+++ Input records

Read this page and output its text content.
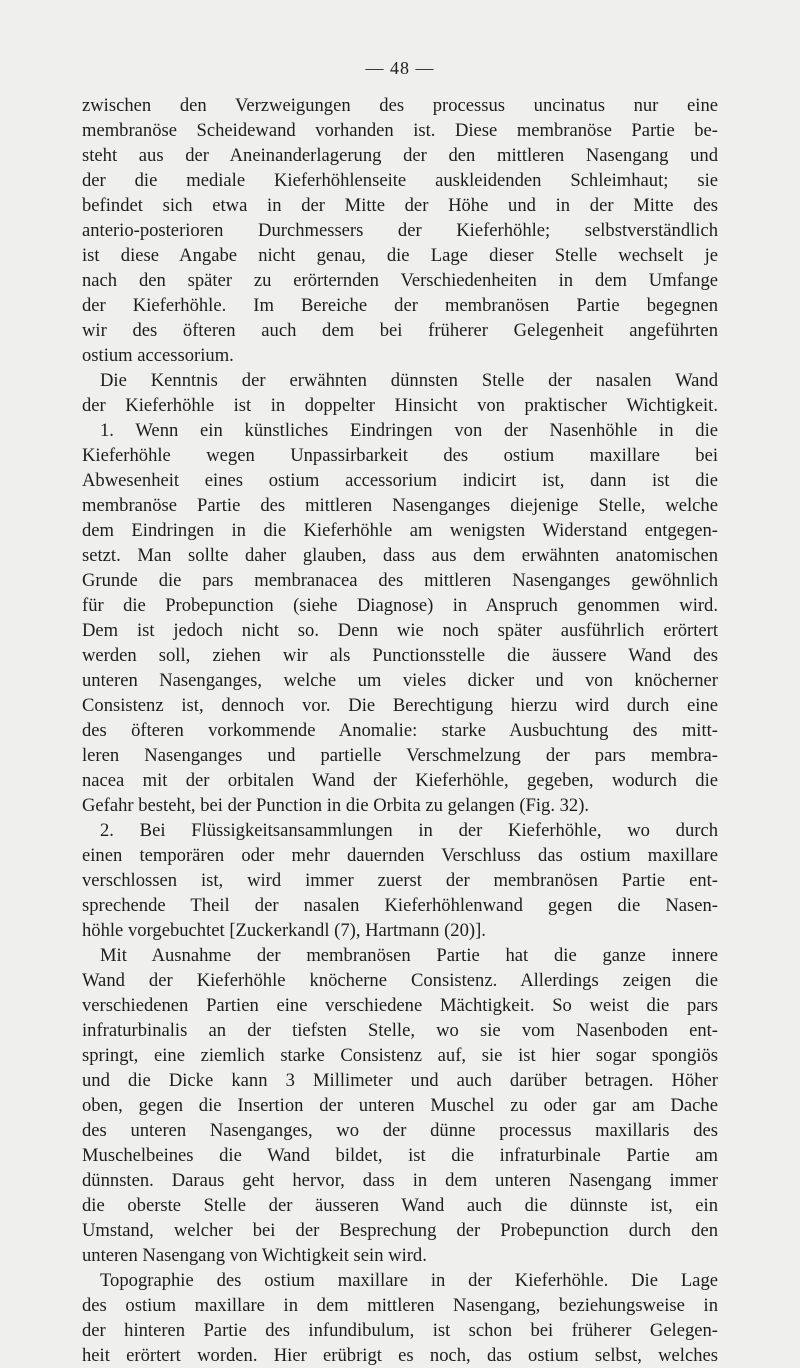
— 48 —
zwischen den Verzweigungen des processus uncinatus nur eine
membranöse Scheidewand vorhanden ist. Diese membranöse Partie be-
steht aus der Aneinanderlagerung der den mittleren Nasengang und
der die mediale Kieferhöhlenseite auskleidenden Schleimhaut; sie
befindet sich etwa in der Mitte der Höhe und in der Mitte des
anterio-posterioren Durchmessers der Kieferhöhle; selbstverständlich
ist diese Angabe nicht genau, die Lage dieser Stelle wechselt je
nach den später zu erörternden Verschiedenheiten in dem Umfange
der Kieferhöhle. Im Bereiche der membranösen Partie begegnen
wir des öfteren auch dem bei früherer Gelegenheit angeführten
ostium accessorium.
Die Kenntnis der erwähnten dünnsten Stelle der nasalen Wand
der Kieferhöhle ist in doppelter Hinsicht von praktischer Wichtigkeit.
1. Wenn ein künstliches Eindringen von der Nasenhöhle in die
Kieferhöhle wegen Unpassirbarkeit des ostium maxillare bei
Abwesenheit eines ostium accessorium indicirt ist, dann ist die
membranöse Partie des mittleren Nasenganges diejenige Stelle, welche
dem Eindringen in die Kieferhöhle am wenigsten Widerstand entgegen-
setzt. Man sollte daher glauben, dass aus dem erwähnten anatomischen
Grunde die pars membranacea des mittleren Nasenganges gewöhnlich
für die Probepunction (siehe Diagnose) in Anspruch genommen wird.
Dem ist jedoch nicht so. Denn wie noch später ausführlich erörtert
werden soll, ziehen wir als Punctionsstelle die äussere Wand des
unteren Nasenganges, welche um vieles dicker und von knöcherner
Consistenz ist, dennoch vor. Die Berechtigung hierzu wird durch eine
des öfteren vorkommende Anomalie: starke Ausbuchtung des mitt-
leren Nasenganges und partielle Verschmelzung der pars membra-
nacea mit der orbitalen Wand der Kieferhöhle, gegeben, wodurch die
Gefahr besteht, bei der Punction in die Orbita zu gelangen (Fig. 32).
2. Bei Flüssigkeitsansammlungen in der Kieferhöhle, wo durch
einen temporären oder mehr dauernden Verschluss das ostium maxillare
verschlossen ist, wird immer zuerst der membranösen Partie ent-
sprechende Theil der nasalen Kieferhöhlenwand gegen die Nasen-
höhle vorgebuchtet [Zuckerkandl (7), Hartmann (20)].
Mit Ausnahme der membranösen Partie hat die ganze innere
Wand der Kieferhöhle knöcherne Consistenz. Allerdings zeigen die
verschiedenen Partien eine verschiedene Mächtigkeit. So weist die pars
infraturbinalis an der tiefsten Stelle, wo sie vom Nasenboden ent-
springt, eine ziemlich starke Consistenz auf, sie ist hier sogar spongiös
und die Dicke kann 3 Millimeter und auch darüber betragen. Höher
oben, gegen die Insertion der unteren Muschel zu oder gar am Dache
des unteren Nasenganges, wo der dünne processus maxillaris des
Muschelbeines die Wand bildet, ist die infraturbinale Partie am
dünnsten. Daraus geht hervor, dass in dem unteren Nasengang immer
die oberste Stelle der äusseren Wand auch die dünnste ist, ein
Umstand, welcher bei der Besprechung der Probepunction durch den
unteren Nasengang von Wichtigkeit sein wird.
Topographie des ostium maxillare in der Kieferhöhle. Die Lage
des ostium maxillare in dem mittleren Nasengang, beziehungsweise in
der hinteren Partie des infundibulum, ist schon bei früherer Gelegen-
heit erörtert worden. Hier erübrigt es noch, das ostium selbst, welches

++++++
+++ Input records

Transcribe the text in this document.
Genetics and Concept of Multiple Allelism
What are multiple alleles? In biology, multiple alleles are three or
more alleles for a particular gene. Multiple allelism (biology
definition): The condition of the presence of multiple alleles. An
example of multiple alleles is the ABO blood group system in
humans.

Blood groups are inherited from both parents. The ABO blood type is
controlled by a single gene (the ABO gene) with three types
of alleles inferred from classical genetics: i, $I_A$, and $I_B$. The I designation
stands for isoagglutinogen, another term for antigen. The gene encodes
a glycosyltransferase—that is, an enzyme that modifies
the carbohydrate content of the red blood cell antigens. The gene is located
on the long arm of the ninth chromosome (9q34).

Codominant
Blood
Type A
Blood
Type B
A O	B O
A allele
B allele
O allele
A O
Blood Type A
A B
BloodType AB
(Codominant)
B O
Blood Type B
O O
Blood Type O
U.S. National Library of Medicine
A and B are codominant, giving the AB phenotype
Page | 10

++++++

_Your objective_.
Look over the entries above and tally the lines containing the string "immer"; the answer is that total only.

_Task response_.
2